Reproduce this listing in full.

[Data rows]:
↓
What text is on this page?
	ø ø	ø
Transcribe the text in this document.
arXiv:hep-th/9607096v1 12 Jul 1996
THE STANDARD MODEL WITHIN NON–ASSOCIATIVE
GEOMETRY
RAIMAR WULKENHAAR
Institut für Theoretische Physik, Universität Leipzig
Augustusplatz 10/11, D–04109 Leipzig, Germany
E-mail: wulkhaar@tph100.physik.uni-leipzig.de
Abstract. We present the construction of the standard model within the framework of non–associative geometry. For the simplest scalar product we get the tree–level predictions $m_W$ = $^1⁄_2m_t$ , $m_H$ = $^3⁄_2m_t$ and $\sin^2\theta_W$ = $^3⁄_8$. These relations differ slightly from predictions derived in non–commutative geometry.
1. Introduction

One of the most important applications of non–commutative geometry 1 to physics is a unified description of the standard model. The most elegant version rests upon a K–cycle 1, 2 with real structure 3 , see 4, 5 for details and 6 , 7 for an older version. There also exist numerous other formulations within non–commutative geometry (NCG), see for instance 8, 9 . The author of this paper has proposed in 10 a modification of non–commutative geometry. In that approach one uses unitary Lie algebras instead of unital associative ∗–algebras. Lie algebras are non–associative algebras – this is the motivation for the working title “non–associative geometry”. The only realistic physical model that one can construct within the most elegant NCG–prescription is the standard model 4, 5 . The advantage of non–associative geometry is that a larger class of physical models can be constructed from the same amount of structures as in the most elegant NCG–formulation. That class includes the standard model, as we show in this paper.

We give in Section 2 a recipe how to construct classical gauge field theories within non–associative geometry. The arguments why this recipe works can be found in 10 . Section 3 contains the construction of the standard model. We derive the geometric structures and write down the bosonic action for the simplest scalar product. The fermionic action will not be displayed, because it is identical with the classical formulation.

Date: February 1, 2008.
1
↑
[Worked solution]:
What text is on this page?
	ø ø	ø
Transcribe the text in this document.
arXiv:hep-th/9607096v1 12 Jul 1996
THE STANDARD MODEL WITHIN NON–ASSOCIATIVE
GEOMETRY
RAIMAR WULKENHAAR
Institut für Theoretische Physik, Universität Leipzig
Augustusplatz 10/11, D–04109 Leipzig, Germany
E-mail: wulkhaar@tph100.physik.uni-leipzig.de
Abstract. We present the construction of the standard model within the framework of non–associative geometry. For the simplest scalar product we get the tree–level predictions $m_W$ = $^1⁄_2m_t$ , $m_H$ = $^3⁄_2m_t$ and $\sin^2\theta_W$ = $^3⁄_8$. These relations differ slightly from predictions derived in non–commutative geometry.
1. Introduction

One of the most important applications of non–commutative geometry 1 to physics is a unified description of the standard model. The most elegant version rests upon a K–cycle 1, 2 with real structure 3 , see 4, 5 for details and 6 , 7 for an older version. There also exist numerous other formulations within non–commutative geometry (NCG), see for instance 8, 9 . The author of this paper has proposed in 10 a modification of non–commutative geometry. In that approach one uses unitary Lie algebras instead of unital associative ∗–algebras. Lie algebras are non–associative algebras – this is the motivation for the working title “non–associative geometry”. The only realistic physical model that one can construct within the most elegant NCG–prescription is the standard model 4, 5 . The advantage of non–associative geometry is that a larger class of physical models can be constructed from the same amount of structures as in the most elegant NCG–formulation. That class includes the standard model, as we show in this paper.

We give in Section 2 a recipe how to construct classical gauge field theories within non–associative geometry. The arguments why this recipe works can be found in 10 . Section 3 contains the construction of the standard model. We derive the geometric structures and write down the bosonic action for the simplest scalar product. The fermionic action will not be displayed, because it is identical with the classical formulation.

Date: February 1, 2008.
1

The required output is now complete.